TEXTO DE LECTURA:
El periodo más duro llegó el 15 de marzo, el gobierno estatal declaraba el estado de alarma. La vida como la conocíamos se paraba, para hacer frente al coronavirus las calles de Asturias se quedaban vacías. 99 días duros, calles vacías, salvo para comprar lo más básico y seguir adelante. Con al esperanza de recuperar la vida y para premiar a los sanitarios que desde el día 0 se pusieron al frente de esta lucha los vecinos salían a ventanas y terrazas a las ocho de la tarde para aplaudir y recuperar en la lejanía, con música y aplausos, algo de la ansiada vida social. El 2 de mayo se materializaba la desescalada y se podía salir a la calle por franjas horarias y edades, esencialmente para caminar. Fue el 21 de junio cuando llegó el fin del estado de alarma.

Realización de pruebas PCR en el punto autocovid de Laviana.

INFORMACIÓN EXTRAÍDA:
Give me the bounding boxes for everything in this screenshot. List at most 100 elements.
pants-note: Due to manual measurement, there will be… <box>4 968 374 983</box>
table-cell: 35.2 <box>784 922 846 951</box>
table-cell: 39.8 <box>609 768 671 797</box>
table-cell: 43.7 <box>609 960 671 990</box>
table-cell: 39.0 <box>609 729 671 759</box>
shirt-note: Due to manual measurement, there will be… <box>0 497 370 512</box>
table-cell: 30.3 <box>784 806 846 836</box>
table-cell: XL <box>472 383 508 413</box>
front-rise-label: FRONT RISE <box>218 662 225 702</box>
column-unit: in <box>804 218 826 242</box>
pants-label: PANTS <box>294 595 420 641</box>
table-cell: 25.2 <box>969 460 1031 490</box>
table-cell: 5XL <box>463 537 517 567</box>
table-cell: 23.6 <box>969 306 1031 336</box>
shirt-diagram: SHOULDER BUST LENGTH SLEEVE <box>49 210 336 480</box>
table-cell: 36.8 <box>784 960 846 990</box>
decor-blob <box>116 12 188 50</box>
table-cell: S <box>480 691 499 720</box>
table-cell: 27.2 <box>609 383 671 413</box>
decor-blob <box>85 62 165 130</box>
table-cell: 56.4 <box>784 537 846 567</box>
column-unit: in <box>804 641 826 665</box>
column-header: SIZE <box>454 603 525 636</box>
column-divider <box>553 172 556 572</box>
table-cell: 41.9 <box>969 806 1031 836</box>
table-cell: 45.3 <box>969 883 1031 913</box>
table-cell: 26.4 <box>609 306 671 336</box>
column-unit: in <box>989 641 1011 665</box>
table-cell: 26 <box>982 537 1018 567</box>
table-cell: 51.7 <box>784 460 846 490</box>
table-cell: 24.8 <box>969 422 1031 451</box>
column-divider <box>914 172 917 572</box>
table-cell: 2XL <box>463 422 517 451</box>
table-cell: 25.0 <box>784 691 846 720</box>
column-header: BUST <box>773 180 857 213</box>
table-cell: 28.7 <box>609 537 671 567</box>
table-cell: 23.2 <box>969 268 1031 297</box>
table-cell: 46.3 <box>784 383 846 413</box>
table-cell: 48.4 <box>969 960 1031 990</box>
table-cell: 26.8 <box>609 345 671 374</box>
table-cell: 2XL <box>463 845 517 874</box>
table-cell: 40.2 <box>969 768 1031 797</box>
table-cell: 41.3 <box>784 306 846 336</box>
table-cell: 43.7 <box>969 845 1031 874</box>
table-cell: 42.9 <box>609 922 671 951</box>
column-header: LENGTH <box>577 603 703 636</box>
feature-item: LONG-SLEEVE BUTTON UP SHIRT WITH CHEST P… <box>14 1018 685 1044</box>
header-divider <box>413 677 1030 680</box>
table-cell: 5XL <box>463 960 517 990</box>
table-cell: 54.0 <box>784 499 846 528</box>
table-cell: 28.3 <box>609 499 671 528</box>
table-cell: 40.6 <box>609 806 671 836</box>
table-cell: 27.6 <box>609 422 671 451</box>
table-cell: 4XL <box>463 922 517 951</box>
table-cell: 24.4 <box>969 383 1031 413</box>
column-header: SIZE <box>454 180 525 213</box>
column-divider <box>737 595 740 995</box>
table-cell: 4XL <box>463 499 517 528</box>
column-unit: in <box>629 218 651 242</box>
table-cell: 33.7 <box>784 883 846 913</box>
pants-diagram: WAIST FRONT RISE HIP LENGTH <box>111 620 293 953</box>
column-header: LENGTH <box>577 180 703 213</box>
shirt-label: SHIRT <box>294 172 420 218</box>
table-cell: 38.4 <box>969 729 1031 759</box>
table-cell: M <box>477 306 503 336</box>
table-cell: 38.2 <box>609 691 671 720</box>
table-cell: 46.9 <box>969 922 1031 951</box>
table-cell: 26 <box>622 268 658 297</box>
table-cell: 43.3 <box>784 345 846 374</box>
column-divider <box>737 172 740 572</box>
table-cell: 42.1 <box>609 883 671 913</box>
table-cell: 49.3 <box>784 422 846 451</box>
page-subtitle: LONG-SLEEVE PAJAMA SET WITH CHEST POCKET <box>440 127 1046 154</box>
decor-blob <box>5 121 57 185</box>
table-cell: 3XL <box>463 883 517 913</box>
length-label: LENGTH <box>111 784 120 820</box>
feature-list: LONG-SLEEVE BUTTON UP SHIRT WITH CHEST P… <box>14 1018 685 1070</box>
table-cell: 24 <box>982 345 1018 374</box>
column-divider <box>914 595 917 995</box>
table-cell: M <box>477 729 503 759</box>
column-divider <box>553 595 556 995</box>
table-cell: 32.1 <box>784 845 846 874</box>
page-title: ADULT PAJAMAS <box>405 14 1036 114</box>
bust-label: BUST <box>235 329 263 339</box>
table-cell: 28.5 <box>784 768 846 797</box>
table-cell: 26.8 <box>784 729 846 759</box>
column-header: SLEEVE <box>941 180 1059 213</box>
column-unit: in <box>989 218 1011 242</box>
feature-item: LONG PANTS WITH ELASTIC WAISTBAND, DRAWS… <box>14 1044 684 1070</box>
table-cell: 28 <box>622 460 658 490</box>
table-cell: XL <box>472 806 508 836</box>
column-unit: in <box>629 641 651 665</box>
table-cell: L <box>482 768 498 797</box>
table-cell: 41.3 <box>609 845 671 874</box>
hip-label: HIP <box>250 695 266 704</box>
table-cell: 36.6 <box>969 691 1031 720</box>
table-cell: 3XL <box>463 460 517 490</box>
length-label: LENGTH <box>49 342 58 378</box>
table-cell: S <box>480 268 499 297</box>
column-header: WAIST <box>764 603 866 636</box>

INSTRUCCIONES:
En el texto de lectura, ¿qué día llegó el fin del estado de alarma? Los registros son un material aparte del texto de lectura.

TU RESPUESTA:
El 21 de junio.